Task brief -
Identify the lines holding "Daniel" and copy them.

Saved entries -
********
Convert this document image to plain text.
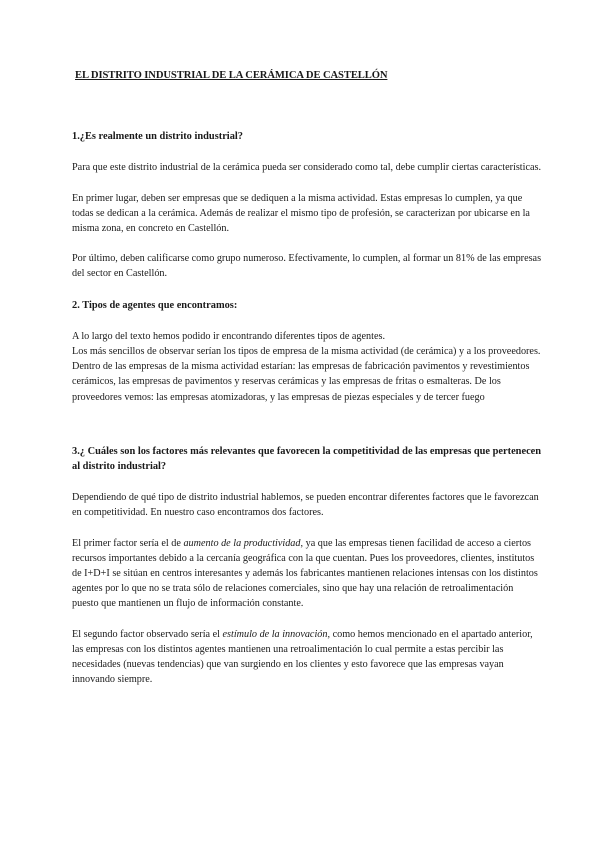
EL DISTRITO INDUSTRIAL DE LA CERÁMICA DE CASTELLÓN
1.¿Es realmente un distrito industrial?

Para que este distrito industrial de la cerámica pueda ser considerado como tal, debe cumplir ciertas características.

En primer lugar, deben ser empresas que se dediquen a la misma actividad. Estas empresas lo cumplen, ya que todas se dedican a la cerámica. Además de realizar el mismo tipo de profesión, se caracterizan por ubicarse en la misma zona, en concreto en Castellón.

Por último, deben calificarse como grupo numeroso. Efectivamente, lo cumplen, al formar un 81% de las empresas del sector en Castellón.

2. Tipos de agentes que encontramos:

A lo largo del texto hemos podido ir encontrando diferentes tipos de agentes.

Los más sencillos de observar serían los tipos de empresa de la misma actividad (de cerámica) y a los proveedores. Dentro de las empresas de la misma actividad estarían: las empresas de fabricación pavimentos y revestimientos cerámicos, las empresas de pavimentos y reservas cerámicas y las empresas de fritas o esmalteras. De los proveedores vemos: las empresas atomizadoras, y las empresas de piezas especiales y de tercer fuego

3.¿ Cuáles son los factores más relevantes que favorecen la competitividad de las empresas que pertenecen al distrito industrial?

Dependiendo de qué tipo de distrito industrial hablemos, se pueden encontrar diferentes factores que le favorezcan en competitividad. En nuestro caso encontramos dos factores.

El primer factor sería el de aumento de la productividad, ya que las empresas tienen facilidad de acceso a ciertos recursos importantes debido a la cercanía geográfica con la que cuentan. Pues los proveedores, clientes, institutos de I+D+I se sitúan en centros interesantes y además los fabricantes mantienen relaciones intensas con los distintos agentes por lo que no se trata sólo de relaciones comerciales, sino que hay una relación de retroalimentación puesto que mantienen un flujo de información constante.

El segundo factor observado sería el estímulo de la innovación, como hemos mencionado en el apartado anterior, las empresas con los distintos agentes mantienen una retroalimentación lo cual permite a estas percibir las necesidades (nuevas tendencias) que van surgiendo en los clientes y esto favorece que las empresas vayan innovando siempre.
********
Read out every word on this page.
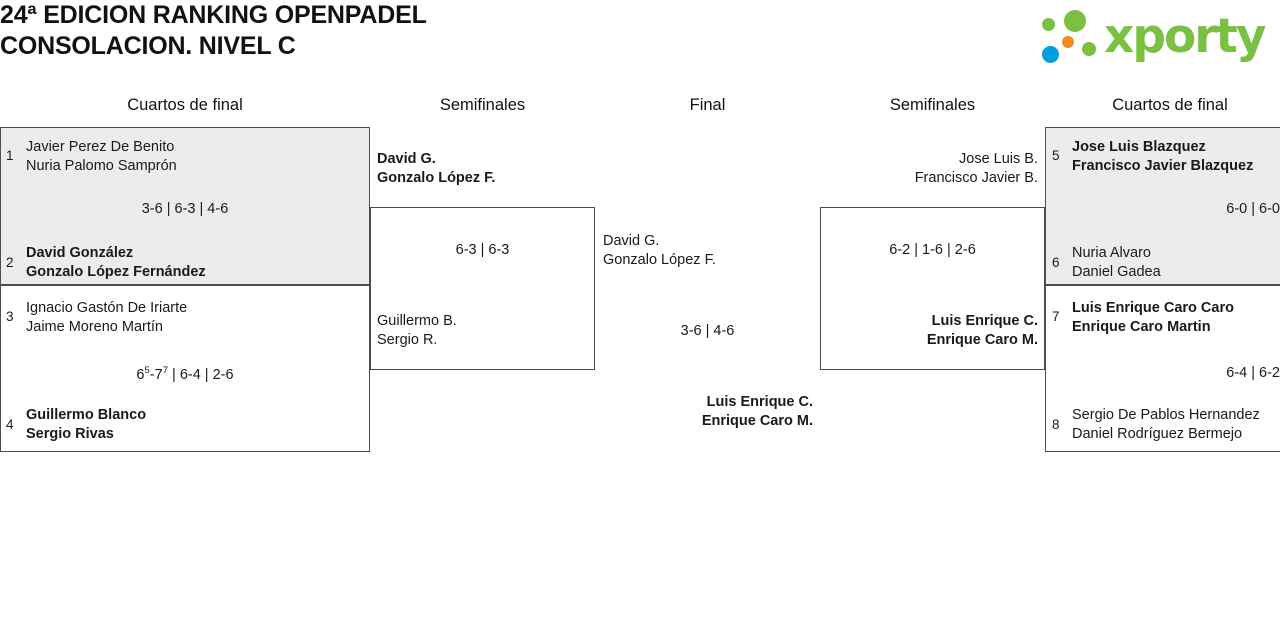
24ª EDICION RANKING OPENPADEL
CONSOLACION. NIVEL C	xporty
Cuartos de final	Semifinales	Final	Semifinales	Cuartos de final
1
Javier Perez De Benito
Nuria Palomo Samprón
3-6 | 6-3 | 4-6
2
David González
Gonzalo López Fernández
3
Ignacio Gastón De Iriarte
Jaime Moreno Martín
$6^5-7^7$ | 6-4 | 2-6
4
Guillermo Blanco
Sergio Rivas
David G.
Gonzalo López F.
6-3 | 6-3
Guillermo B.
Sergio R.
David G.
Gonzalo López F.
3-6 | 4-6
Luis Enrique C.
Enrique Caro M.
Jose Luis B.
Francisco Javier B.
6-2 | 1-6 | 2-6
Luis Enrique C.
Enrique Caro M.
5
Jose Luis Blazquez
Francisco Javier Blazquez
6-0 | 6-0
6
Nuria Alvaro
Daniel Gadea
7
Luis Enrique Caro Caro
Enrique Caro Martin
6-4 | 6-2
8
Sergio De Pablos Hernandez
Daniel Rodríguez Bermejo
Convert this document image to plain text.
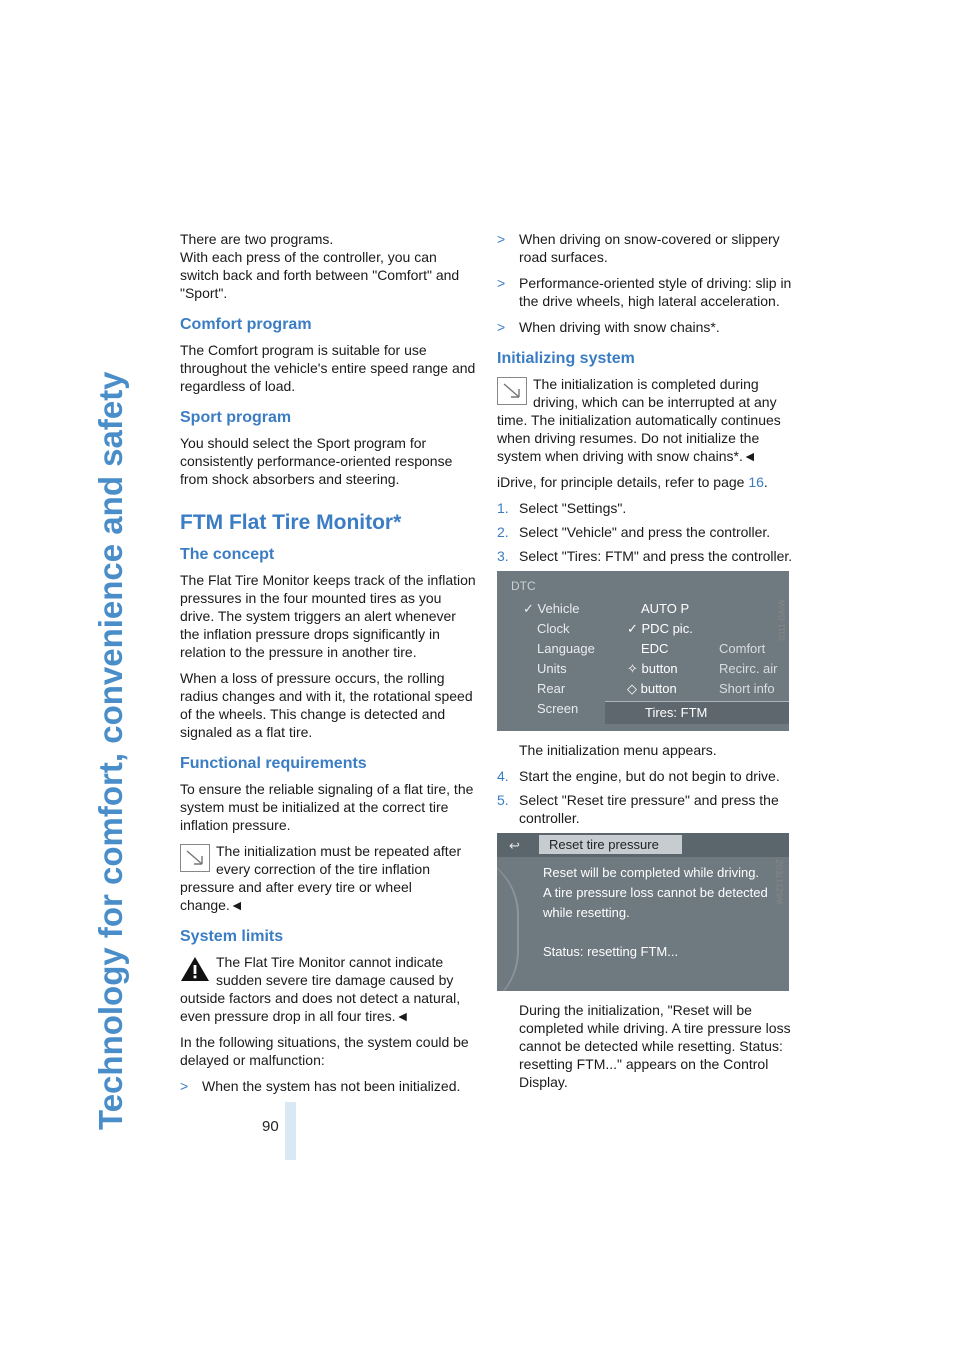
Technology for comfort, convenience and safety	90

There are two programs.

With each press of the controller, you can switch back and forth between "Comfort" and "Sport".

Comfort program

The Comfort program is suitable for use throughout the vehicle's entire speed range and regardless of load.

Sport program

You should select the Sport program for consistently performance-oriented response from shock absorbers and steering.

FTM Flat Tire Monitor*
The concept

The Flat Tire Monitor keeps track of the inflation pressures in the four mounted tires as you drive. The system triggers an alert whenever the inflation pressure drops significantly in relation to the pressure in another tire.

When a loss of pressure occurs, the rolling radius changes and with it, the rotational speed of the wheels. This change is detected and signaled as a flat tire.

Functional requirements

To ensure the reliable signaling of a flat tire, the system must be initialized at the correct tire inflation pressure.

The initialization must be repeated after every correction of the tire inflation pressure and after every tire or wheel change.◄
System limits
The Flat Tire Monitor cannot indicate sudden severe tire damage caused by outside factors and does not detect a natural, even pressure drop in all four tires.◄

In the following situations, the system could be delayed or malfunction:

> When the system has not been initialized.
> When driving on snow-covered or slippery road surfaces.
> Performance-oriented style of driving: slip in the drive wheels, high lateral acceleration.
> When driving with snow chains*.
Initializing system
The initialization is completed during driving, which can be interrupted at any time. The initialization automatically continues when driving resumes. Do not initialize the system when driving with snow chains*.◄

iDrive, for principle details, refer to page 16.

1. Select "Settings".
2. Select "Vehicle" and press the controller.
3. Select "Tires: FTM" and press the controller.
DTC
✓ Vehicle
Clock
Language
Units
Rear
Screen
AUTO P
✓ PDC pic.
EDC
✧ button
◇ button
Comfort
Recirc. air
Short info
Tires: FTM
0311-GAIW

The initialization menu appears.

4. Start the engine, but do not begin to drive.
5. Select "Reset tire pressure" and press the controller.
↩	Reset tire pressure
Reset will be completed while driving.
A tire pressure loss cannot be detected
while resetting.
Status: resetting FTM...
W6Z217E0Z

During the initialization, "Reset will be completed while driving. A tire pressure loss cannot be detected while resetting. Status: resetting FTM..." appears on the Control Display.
********
In response -
Daniel Gadea
Daniel Rodríguez Bermejo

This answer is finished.